Records excerpted from a collection:
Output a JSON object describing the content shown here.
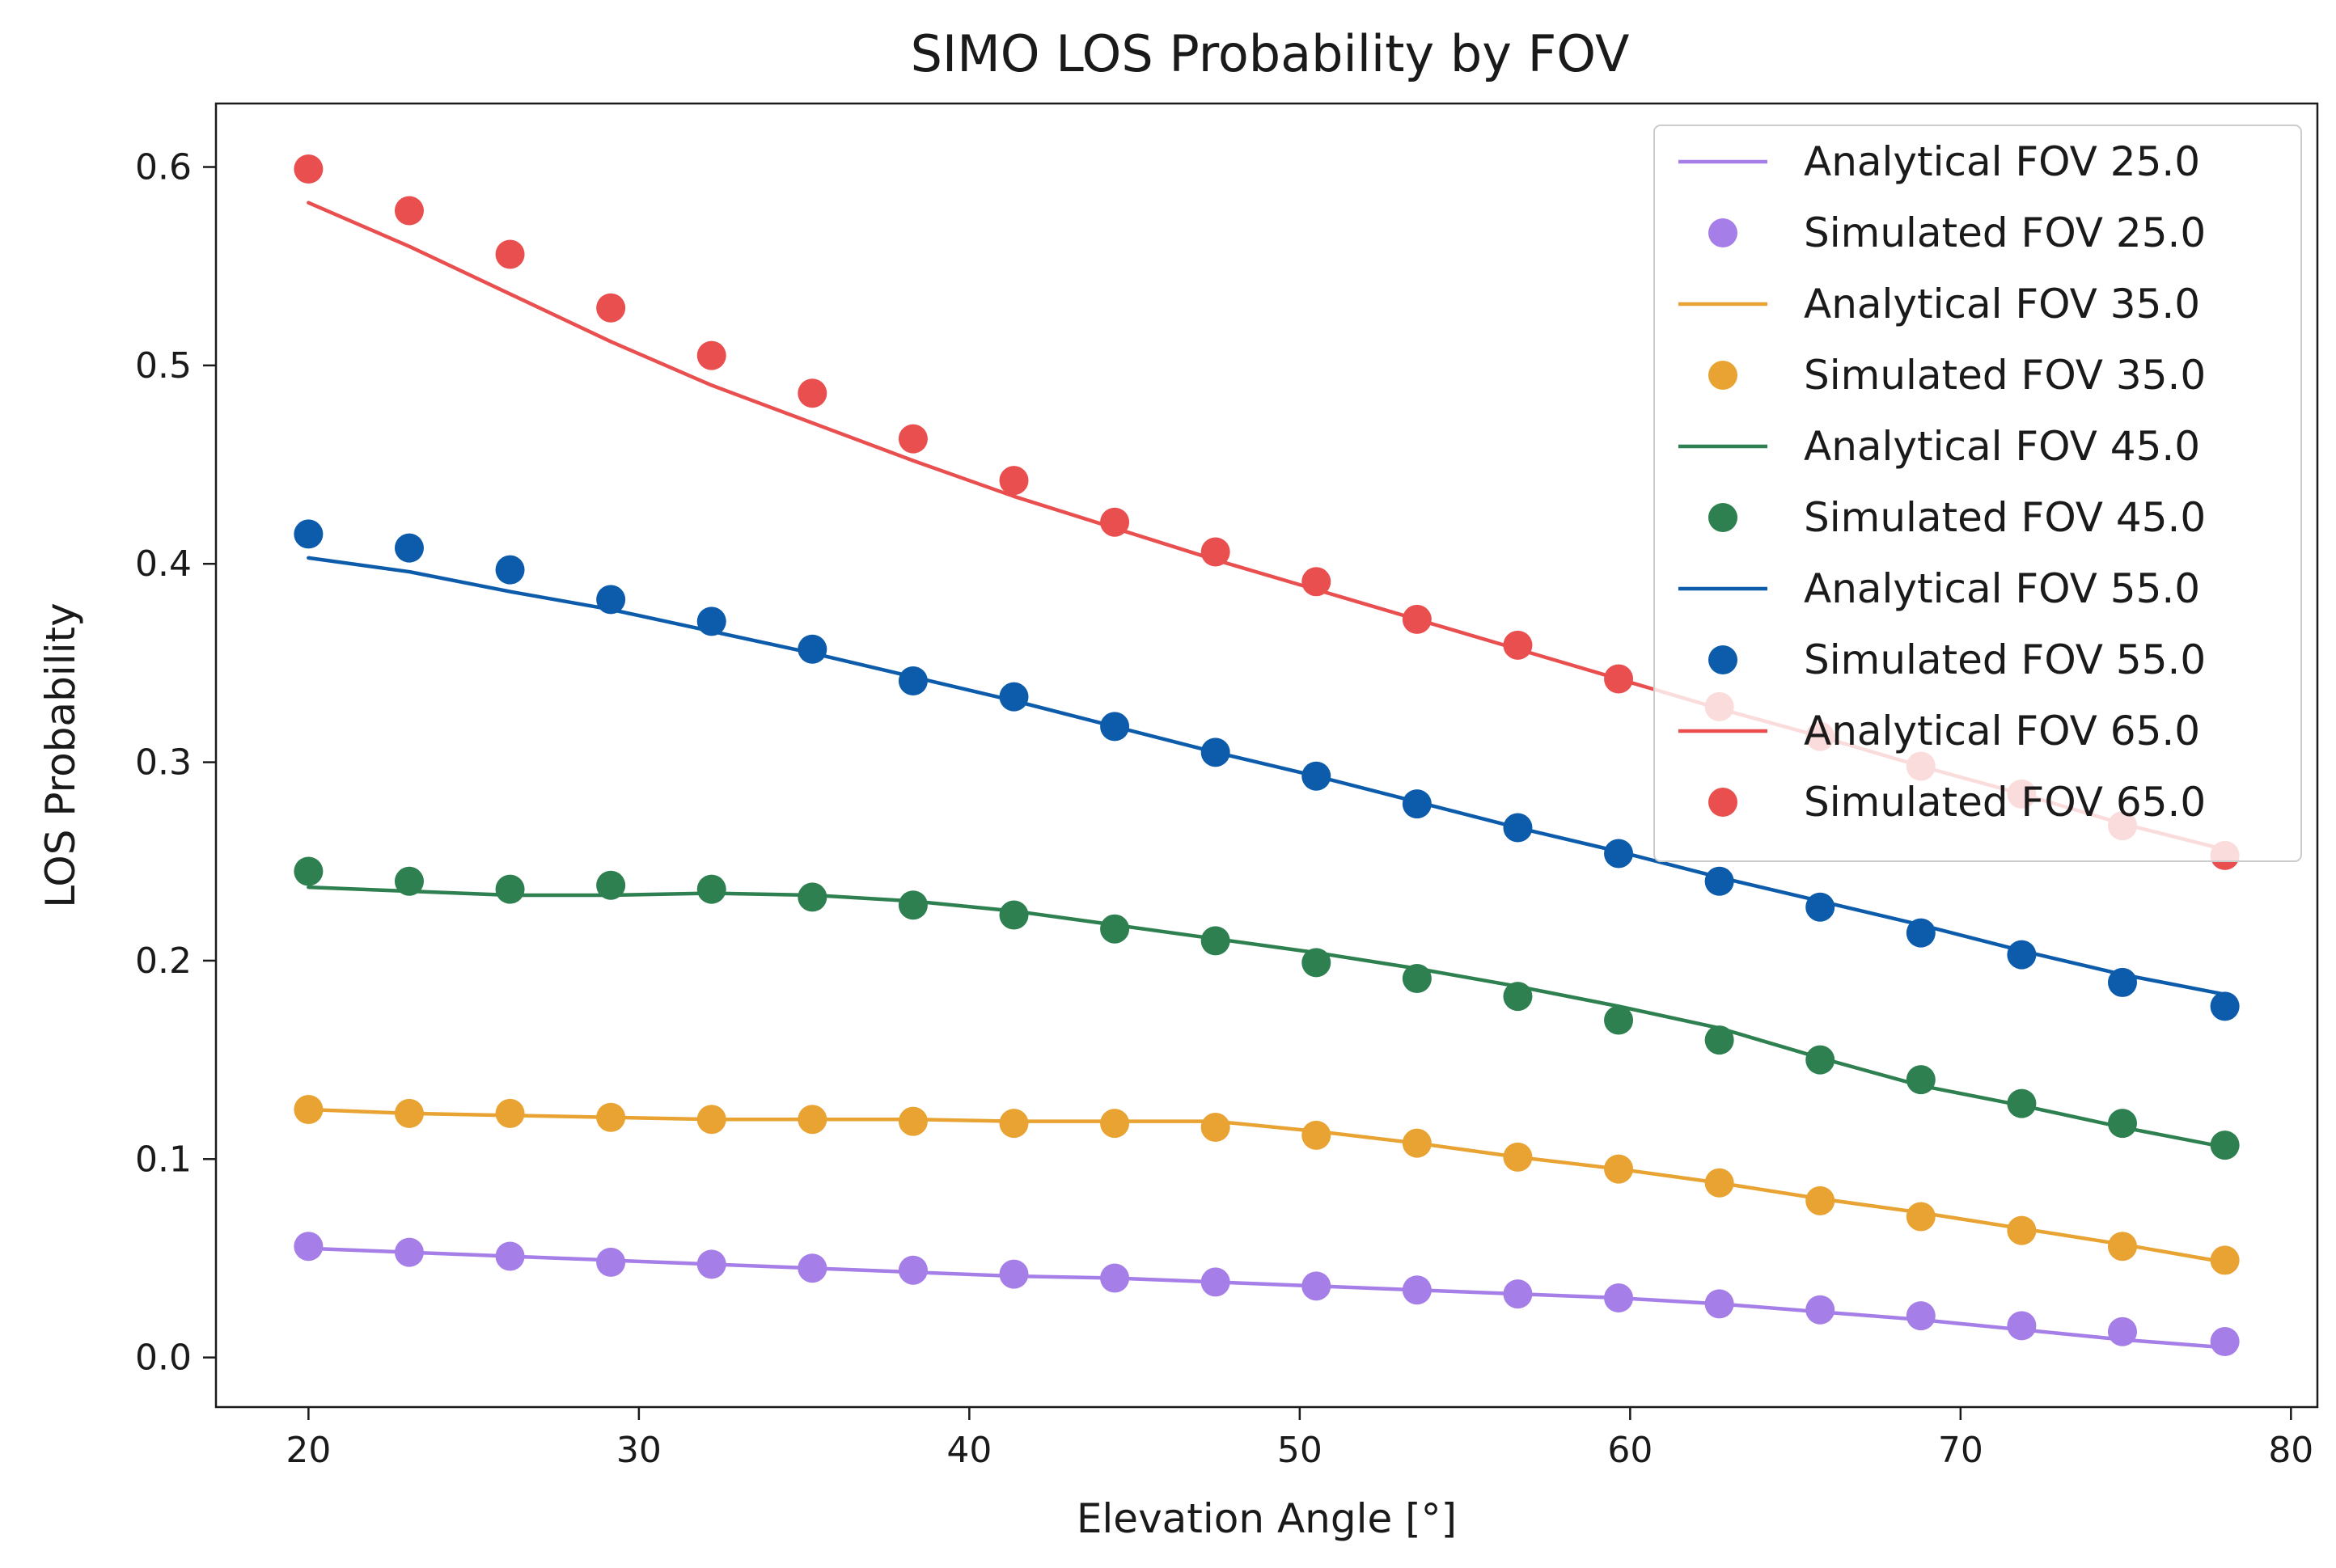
{
  "chart_data": {
    "type": "line",
    "title": "SIMO LOS Probability by FOV",
    "xlabel": "Elevation Angle [°]",
    "ylabel": "LOS Probability",
    "xlim": [
      17.2,
      80.8
    ],
    "ylim": [
      -0.025,
      0.632
    ],
    "xticks": [
      20,
      30,
      40,
      50,
      60,
      70,
      80
    ],
    "yticks": [
      0.0,
      0.1,
      0.2,
      0.3,
      0.4,
      0.5,
      0.6
    ],
    "xtick_labels": [
      "20",
      "30",
      "40",
      "50",
      "60",
      "70",
      "80"
    ],
    "ytick_labels": [
      "0.0",
      "0.1",
      "0.2",
      "0.3",
      "0.4",
      "0.5",
      "0.6"
    ],
    "grid": false,
    "legend_position": "top-right",
    "x": [
      20,
      23.05,
      26.1,
      29.15,
      32.2,
      35.25,
      38.3,
      41.35,
      44.4,
      47.45,
      50.5,
      53.55,
      56.6,
      59.65,
      62.7,
      65.75,
      68.8,
      71.85,
      74.9,
      78
    ],
    "series": [
      {
        "name": "Analytical FOV 25.0",
        "kind": "line",
        "color": "#a57ee8",
        "values": [
          0.055,
          0.053,
          0.051,
          0.049,
          0.047,
          0.045,
          0.043,
          0.041,
          0.04,
          0.038,
          0.036,
          0.034,
          0.032,
          0.03,
          0.027,
          0.023,
          0.019,
          0.014,
          0.009,
          0.005
        ]
      },
      {
        "name": "Simulated FOV 25.0",
        "kind": "scatter",
        "color": "#a57ee8",
        "values": [
          0.056,
          0.053,
          0.051,
          0.048,
          0.047,
          0.045,
          0.044,
          0.042,
          0.04,
          0.038,
          0.036,
          0.034,
          0.032,
          0.03,
          0.027,
          0.024,
          0.021,
          0.016,
          0.013,
          0.008
        ]
      },
      {
        "name": "Analytical FOV 35.0",
        "kind": "line",
        "color": "#e8a332",
        "values": [
          0.125,
          0.123,
          0.122,
          0.121,
          0.12,
          0.12,
          0.12,
          0.119,
          0.119,
          0.119,
          0.114,
          0.108,
          0.101,
          0.095,
          0.088,
          0.08,
          0.073,
          0.065,
          0.057,
          0.048
        ]
      },
      {
        "name": "Simulated FOV 35.0",
        "kind": "scatter",
        "color": "#e8a332",
        "values": [
          0.125,
          0.123,
          0.123,
          0.121,
          0.12,
          0.12,
          0.119,
          0.118,
          0.118,
          0.116,
          0.112,
          0.108,
          0.101,
          0.095,
          0.088,
          0.079,
          0.071,
          0.064,
          0.056,
          0.049
        ]
      },
      {
        "name": "Analytical FOV 45.0",
        "kind": "line",
        "color": "#2e8050",
        "values": [
          0.237,
          0.235,
          0.233,
          0.233,
          0.234,
          0.233,
          0.23,
          0.225,
          0.218,
          0.211,
          0.204,
          0.196,
          0.187,
          0.177,
          0.166,
          0.151,
          0.137,
          0.127,
          0.116,
          0.106
        ]
      },
      {
        "name": "Simulated FOV 45.0",
        "kind": "scatter",
        "color": "#2e8050",
        "values": [
          0.245,
          0.24,
          0.236,
          0.238,
          0.236,
          0.232,
          0.228,
          0.223,
          0.216,
          0.21,
          0.199,
          0.191,
          0.182,
          0.17,
          0.16,
          0.15,
          0.14,
          0.128,
          0.118,
          0.107
        ]
      },
      {
        "name": "Analytical FOV 55.0",
        "kind": "line",
        "color": "#0c5cab",
        "values": [
          0.403,
          0.396,
          0.386,
          0.377,
          0.366,
          0.355,
          0.343,
          0.331,
          0.318,
          0.305,
          0.293,
          0.28,
          0.267,
          0.255,
          0.242,
          0.23,
          0.218,
          0.205,
          0.193,
          0.183
        ]
      },
      {
        "name": "Simulated FOV 55.0",
        "kind": "scatter",
        "color": "#0c5cab",
        "values": [
          0.415,
          0.408,
          0.397,
          0.382,
          0.371,
          0.357,
          0.341,
          0.333,
          0.318,
          0.305,
          0.293,
          0.279,
          0.267,
          0.254,
          0.24,
          0.227,
          0.214,
          0.203,
          0.189,
          0.177
        ]
      },
      {
        "name": "Analytical FOV 65.0",
        "kind": "line",
        "color": "#e94f4f",
        "values": [
          0.582,
          0.56,
          0.536,
          0.512,
          0.49,
          0.471,
          0.452,
          0.434,
          0.418,
          0.402,
          0.387,
          0.372,
          0.357,
          0.342,
          0.327,
          0.313,
          0.298,
          0.284,
          0.269,
          0.256
        ]
      },
      {
        "name": "Simulated FOV 65.0",
        "kind": "scatter",
        "color": "#e94f4f",
        "values": [
          0.599,
          0.578,
          0.556,
          0.529,
          0.505,
          0.486,
          0.463,
          0.442,
          0.421,
          0.406,
          0.391,
          0.372,
          0.359,
          0.342,
          0.328,
          0.313,
          0.298,
          0.284,
          0.268,
          0.253
        ]
      }
    ]
  }
}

■ Problem statement ■
Quote each entry above verbatim and drop the pictures.

■ Output of the task ■
Output a JSON object describing the content shown here.
{
  "chart_data": {
    "type": "line",
    "title": "SIMO LOS Probability by FOV",
    "xlabel": "Elevation Angle [°]",
    "ylabel": "LOS Probability",
    "xlim": [
      17.2,
      80.8
    ],
    "ylim": [
      -0.025,
      0.632
    ],
    "xticks": [
      20,
      30,
      40,
      50,
      60,
      70,
      80
    ],
    "yticks": [
      0.0,
      0.1,
      0.2,
      0.3,
      0.4,
      0.5,
      0.6
    ],
    "xtick_labels": [
      "20",
      "30",
      "40",
      "50",
      "60",
      "70",
      "80"
    ],
    "ytick_labels": [
      "0.0",
      "0.1",
      "0.2",
      "0.3",
      "0.4",
      "0.5",
      "0.6"
    ],
    "grid": false,
    "legend_position": "top-right",
    "x": [
      20,
      23.05,
      26.1,
      29.15,
      32.2,
      35.25,
      38.3,
      41.35,
      44.4,
      47.45,
      50.5,
      53.55,
      56.6,
      59.65,
      62.7,
      65.75,
      68.8,
      71.85,
      74.9,
      78
    ],
    "series": [
      {
        "name": "Analytical FOV 25.0",
        "kind": "line",
        "color": "#a57ee8",
        "values": [
          0.055,
          0.053,
          0.051,
          0.049,
          0.047,
          0.045,
          0.043,
          0.041,
          0.04,
          0.038,
          0.036,
          0.034,
          0.032,
          0.03,
          0.027,
          0.023,
          0.019,
          0.014,
          0.009,
          0.005
        ]
      },
      {
        "name": "Simulated FOV 25.0",
        "kind": "scatter",
        "color": "#a57ee8",
        "values": [
          0.056,
          0.053,
          0.051,
          0.048,
          0.047,
          0.045,
          0.044,
          0.042,
          0.04,
          0.038,
          0.036,
          0.034,
          0.032,
          0.03,
          0.027,
          0.024,
          0.021,
          0.016,
          0.013,
          0.008
        ]
      },
      {
        "name": "Analytical FOV 35.0",
        "kind": "line",
        "color": "#e8a332",
        "values": [
          0.125,
          0.123,
          0.122,
          0.121,
          0.12,
          0.12,
          0.12,
          0.119,
          0.119,
          0.119,
          0.114,
          0.108,
          0.101,
          0.095,
          0.088,
          0.08,
          0.073,
          0.065,
          0.057,
          0.048
        ]
      },
      {
        "name": "Simulated FOV 35.0",
        "kind": "scatter",
        "color": "#e8a332",
        "values": [
          0.125,
          0.123,
          0.123,
          0.121,
          0.12,
          0.12,
          0.119,
          0.118,
          0.118,
          0.116,
          0.112,
          0.108,
          0.101,
          0.095,
          0.088,
          0.079,
          0.071,
          0.064,
          0.056,
          0.049
        ]
      },
      {
        "name": "Analytical FOV 45.0",
        "kind": "line",
        "color": "#2e8050",
        "values": [
          0.237,
          0.235,
          0.233,
          0.233,
          0.234,
          0.233,
          0.23,
          0.225,
          0.218,
          0.211,
          0.204,
          0.196,
          0.187,
          0.177,
          0.166,
          0.151,
          0.137,
          0.127,
          0.116,
          0.106
        ]
      },
      {
        "name": "Simulated FOV 45.0",
        "kind": "scatter",
        "color": "#2e8050",
        "values": [
          0.245,
          0.24,
          0.236,
          0.238,
          0.236,
          0.232,
          0.228,
          0.223,
          0.216,
          0.21,
          0.199,
          0.191,
          0.182,
          0.17,
          0.16,
          0.15,
          0.14,
          0.128,
          0.118,
          0.107
        ]
      },
      {
        "name": "Analytical FOV 55.0",
        "kind": "line",
        "color": "#0c5cab",
        "values": [
          0.403,
          0.396,
          0.386,
          0.377,
          0.366,
          0.355,
          0.343,
          0.331,
          0.318,
          0.305,
          0.293,
          0.28,
          0.267,
          0.255,
          0.242,
          0.23,
          0.218,
          0.205,
          0.193,
          0.183
        ]
      },
      {
        "name": "Simulated FOV 55.0",
        "kind": "scatter",
        "color": "#0c5cab",
        "values": [
          0.415,
          0.408,
          0.397,
          0.382,
          0.371,
          0.357,
          0.341,
          0.333,
          0.318,
          0.305,
          0.293,
          0.279,
          0.267,
          0.254,
          0.24,
          0.227,
          0.214,
          0.203,
          0.189,
          0.177
        ]
      },
      {
        "name": "Analytical FOV 65.0",
        "kind": "line",
        "color": "#e94f4f",
        "values": [
          0.582,
          0.56,
          0.536,
          0.512,
          0.49,
          0.471,
          0.452,
          0.434,
          0.418,
          0.402,
          0.387,
          0.372,
          0.357,
          0.342,
          0.327,
          0.313,
          0.298,
          0.284,
          0.269,
          0.256
        ]
      },
      {
        "name": "Simulated FOV 65.0",
        "kind": "scatter",
        "color": "#e94f4f",
        "values": [
          0.599,
          0.578,
          0.556,
          0.529,
          0.505,
          0.486,
          0.463,
          0.442,
          0.421,
          0.406,
          0.391,
          0.372,
          0.359,
          0.342,
          0.328,
          0.313,
          0.298,
          0.284,
          0.268,
          0.253
        ]
      }
    ]
  }
}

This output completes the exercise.